> [Provided records]:

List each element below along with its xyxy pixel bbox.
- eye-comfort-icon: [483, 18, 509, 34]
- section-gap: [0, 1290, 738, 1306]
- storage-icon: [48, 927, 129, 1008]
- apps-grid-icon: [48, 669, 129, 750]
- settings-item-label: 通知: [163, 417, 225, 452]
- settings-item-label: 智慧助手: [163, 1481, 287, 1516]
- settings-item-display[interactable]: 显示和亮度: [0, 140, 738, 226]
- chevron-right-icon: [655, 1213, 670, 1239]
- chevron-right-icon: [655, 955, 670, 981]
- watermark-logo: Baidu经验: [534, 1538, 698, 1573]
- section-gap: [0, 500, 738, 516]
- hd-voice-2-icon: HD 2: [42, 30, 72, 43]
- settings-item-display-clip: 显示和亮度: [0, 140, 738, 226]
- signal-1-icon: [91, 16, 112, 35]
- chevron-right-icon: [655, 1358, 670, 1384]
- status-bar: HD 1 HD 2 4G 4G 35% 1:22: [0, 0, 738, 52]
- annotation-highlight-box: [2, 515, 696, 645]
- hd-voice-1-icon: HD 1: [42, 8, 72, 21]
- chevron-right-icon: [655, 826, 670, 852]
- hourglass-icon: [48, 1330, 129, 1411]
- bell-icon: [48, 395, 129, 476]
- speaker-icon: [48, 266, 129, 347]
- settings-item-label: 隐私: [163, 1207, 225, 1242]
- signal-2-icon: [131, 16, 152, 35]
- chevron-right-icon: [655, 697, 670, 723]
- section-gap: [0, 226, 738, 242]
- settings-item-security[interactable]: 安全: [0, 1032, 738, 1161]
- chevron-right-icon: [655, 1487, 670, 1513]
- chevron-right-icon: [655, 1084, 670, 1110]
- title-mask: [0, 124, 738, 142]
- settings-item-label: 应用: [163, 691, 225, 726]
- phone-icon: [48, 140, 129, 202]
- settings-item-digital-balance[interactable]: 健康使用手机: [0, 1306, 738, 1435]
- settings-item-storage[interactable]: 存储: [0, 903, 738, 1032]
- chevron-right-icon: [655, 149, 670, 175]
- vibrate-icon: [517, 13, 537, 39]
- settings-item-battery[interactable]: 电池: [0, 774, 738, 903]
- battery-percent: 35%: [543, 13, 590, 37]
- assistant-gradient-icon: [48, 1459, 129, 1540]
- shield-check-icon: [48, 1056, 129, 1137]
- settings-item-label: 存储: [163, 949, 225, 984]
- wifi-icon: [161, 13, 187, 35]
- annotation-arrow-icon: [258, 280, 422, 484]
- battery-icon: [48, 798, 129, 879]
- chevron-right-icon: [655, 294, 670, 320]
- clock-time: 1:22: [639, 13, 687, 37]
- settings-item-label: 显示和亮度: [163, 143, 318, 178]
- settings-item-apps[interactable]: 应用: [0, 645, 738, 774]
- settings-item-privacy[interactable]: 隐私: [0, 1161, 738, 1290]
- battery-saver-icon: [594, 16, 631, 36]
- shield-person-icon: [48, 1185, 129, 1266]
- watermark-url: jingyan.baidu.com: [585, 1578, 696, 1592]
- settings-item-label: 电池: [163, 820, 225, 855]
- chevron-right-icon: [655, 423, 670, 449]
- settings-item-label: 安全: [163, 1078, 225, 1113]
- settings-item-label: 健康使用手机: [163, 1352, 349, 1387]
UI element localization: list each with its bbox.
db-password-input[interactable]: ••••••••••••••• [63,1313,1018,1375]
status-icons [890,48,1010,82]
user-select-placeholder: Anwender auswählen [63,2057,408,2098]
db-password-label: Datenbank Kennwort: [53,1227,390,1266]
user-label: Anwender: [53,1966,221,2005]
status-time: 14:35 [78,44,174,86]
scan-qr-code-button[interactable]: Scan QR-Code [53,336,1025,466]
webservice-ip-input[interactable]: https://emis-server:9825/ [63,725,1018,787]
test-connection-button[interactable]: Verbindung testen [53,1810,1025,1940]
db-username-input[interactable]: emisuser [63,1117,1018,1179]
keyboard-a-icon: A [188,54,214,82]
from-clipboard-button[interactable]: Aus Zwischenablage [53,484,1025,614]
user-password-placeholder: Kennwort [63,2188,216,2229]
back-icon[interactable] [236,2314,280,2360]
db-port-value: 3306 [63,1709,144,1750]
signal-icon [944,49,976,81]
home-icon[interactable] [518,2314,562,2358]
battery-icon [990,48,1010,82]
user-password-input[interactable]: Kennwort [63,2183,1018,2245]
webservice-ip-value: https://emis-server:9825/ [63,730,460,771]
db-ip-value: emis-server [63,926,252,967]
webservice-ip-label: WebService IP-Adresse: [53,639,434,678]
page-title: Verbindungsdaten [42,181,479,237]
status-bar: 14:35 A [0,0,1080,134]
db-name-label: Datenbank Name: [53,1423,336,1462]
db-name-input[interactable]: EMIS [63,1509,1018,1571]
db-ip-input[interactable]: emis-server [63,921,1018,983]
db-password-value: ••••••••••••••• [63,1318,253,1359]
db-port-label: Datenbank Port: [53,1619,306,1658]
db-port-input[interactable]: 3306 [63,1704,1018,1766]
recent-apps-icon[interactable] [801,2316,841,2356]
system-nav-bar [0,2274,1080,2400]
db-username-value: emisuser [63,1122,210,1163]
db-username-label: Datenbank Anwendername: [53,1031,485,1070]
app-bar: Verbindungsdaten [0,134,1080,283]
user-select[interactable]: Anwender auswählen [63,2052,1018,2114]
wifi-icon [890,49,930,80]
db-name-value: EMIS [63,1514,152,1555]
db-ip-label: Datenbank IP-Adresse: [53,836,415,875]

* * *

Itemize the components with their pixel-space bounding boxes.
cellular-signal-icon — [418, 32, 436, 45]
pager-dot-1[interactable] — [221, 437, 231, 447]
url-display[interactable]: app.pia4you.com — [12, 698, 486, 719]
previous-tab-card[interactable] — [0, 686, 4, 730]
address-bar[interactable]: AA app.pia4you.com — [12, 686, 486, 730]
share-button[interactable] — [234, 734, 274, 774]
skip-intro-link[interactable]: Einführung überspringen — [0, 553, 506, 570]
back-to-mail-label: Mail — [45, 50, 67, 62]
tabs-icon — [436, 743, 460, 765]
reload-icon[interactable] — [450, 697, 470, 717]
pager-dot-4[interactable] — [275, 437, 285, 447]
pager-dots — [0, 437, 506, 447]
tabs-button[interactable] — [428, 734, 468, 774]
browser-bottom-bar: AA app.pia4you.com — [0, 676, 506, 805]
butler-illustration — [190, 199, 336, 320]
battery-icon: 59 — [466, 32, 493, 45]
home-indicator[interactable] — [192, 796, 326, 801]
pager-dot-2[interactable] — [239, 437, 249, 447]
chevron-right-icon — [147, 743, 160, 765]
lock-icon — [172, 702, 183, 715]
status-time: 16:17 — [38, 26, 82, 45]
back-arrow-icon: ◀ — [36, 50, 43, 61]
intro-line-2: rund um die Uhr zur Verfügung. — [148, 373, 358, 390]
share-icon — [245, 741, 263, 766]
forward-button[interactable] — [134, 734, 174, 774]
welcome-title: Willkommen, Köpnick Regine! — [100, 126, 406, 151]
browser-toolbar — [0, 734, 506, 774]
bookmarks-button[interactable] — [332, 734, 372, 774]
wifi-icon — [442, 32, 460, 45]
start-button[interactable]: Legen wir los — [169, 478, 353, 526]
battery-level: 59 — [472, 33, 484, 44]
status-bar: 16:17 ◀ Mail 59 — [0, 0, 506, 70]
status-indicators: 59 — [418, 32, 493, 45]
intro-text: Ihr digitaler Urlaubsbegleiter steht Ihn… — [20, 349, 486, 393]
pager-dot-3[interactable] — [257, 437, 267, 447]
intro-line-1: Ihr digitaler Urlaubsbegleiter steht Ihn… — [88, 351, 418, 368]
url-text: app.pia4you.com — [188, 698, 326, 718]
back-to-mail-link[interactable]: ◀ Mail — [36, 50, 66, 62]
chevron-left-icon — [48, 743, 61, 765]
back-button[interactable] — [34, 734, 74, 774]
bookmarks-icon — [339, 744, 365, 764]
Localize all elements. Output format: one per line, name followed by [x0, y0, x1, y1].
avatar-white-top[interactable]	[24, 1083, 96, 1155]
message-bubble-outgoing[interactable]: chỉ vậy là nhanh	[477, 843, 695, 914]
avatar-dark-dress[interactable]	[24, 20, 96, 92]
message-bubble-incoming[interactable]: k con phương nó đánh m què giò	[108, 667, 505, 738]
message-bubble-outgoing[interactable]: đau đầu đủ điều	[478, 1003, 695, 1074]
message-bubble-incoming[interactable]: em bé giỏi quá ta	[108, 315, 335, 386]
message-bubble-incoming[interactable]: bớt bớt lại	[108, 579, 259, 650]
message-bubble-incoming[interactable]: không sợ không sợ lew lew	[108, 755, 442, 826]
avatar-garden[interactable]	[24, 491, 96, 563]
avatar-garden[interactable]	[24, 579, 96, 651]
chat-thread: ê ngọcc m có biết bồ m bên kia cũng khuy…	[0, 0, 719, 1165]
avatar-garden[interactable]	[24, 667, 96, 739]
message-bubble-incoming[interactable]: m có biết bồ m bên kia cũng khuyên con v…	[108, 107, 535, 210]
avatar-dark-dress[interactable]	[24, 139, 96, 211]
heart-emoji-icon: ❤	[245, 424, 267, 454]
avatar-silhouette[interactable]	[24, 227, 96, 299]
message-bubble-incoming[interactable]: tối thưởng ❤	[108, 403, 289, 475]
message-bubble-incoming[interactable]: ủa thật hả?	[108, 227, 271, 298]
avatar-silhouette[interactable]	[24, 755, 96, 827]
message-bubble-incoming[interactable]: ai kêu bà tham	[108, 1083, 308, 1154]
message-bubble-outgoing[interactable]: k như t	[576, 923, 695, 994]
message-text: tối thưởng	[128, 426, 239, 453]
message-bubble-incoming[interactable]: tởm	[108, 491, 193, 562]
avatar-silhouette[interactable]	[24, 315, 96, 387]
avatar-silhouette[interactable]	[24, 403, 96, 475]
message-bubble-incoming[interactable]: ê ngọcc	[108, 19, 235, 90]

> [What is being asked]:
Return the lines that start at the one containing "Itemize the components" and end after the one containing "address-bar[interactable]: AA app.pia4you.com", copying each of them verbatim.

> [Result of the exercise]:
Itemize the components with their pixel-space bounding boxes.
cellular-signal-icon — [418, 32, 436, 45]
pager-dot-1[interactable] — [221, 437, 231, 447]
url-display[interactable]: app.pia4you.com — [12, 698, 486, 719]
previous-tab-card[interactable] — [0, 686, 4, 730]
address-bar[interactable]: AA app.pia4you.com — [12, 686, 486, 730]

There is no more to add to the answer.